Find each line containing the string "Monday" and return it.

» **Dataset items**
• • • •

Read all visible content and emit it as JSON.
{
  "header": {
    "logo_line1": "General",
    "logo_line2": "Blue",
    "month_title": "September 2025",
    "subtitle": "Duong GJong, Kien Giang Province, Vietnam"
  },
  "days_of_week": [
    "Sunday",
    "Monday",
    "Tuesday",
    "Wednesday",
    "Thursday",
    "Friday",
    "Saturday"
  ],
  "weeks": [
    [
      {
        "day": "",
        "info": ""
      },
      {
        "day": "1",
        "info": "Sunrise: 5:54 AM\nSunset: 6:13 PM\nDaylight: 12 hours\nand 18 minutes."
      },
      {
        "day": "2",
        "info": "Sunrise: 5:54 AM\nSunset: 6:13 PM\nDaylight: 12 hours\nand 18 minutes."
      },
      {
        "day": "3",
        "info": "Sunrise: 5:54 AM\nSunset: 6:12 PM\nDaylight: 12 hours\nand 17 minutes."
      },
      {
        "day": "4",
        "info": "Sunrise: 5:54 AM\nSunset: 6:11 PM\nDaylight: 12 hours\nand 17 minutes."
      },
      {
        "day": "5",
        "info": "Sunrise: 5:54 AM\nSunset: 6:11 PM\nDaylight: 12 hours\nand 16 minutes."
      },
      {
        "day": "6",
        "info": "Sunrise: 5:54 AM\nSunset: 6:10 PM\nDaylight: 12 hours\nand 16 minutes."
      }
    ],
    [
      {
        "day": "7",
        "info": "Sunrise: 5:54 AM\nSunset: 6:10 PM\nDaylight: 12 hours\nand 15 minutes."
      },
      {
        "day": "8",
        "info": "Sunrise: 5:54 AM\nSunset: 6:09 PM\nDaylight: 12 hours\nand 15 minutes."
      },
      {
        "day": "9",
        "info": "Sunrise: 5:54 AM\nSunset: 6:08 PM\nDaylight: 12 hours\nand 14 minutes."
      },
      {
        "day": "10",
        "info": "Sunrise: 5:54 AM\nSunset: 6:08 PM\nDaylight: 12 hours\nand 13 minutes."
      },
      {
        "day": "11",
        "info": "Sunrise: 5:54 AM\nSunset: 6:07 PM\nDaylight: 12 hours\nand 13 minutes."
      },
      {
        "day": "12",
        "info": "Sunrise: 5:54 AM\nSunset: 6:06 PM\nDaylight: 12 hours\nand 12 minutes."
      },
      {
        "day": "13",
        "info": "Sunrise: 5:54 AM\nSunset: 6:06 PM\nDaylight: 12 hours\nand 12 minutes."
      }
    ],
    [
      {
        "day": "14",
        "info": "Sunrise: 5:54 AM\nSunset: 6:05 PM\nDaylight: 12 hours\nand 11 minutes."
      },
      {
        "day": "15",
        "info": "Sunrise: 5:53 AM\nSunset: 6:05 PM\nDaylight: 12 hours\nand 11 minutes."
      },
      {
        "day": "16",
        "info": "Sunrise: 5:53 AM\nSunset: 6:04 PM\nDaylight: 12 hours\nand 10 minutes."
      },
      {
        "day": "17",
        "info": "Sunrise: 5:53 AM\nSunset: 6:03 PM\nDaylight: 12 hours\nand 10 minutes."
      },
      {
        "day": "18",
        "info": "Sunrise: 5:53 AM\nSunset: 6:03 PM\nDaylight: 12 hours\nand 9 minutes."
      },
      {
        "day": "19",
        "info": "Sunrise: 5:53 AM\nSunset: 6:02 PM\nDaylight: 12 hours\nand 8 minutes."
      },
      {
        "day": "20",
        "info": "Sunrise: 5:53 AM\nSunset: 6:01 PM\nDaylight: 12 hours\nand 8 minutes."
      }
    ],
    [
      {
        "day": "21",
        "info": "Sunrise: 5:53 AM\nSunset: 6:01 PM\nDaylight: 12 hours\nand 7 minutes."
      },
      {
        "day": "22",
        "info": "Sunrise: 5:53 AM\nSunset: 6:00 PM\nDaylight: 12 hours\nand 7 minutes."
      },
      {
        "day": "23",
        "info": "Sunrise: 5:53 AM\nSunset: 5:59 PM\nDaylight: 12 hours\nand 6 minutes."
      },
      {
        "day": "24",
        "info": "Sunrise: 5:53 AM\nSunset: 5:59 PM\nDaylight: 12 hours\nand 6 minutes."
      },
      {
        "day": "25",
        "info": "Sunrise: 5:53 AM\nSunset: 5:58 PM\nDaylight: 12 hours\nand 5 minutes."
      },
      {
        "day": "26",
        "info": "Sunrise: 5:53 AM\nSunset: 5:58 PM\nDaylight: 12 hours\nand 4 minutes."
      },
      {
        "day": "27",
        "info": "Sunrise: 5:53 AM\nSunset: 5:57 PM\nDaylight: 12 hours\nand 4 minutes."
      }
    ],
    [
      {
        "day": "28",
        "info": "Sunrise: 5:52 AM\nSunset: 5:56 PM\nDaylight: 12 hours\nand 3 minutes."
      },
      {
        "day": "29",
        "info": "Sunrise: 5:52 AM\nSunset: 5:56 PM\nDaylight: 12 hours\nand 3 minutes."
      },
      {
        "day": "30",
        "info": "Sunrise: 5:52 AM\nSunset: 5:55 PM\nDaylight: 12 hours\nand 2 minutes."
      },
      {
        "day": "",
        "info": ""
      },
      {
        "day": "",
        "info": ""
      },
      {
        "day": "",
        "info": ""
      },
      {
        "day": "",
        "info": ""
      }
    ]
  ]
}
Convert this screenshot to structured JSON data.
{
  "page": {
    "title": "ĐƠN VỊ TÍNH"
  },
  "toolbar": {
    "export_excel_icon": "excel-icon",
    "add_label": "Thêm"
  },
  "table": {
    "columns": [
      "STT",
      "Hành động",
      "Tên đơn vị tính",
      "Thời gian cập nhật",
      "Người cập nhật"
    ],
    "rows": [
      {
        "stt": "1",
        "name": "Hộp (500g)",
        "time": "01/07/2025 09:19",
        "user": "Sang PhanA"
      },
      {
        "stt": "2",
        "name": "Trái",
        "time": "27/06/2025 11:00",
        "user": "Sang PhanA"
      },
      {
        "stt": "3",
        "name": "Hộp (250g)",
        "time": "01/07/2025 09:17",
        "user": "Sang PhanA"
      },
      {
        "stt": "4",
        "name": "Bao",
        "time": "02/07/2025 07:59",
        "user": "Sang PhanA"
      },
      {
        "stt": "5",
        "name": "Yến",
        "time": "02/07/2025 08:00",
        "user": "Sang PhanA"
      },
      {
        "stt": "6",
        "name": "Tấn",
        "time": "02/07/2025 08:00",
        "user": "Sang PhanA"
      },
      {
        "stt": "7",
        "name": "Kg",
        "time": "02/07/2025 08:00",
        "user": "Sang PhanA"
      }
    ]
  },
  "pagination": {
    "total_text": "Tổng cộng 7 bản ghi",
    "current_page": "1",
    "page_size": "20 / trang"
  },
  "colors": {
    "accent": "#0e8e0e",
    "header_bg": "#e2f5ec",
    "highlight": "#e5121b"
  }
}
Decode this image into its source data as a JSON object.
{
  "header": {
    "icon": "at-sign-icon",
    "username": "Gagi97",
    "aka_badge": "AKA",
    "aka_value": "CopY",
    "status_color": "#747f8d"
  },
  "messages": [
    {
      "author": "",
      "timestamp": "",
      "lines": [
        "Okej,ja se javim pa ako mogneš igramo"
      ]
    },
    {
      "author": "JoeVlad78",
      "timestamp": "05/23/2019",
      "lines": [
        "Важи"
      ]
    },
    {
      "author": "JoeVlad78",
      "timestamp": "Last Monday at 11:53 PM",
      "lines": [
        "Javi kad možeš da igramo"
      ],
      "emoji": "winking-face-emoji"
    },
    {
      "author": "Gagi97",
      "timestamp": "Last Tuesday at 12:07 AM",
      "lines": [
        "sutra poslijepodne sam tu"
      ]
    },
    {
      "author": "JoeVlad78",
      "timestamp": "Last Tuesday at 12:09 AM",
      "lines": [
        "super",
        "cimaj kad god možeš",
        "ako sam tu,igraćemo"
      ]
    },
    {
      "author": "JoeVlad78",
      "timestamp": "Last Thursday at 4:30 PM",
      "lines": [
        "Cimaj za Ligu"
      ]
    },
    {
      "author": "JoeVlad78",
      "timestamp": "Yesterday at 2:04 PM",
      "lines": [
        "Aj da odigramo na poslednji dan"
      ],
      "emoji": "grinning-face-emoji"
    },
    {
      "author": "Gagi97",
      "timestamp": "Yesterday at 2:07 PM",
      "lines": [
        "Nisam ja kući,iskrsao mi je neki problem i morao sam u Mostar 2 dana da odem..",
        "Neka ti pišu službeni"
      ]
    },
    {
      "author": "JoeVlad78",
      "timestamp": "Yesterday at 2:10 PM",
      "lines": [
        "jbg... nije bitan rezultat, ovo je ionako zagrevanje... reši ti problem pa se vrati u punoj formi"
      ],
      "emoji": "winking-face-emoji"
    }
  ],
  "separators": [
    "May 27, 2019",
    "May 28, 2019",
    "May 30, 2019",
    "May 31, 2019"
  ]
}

• • • •

» **ANSWER TO THE PROBLEM**
    "Monday",
      "timestamp": "Last Monday at 11:53 PM",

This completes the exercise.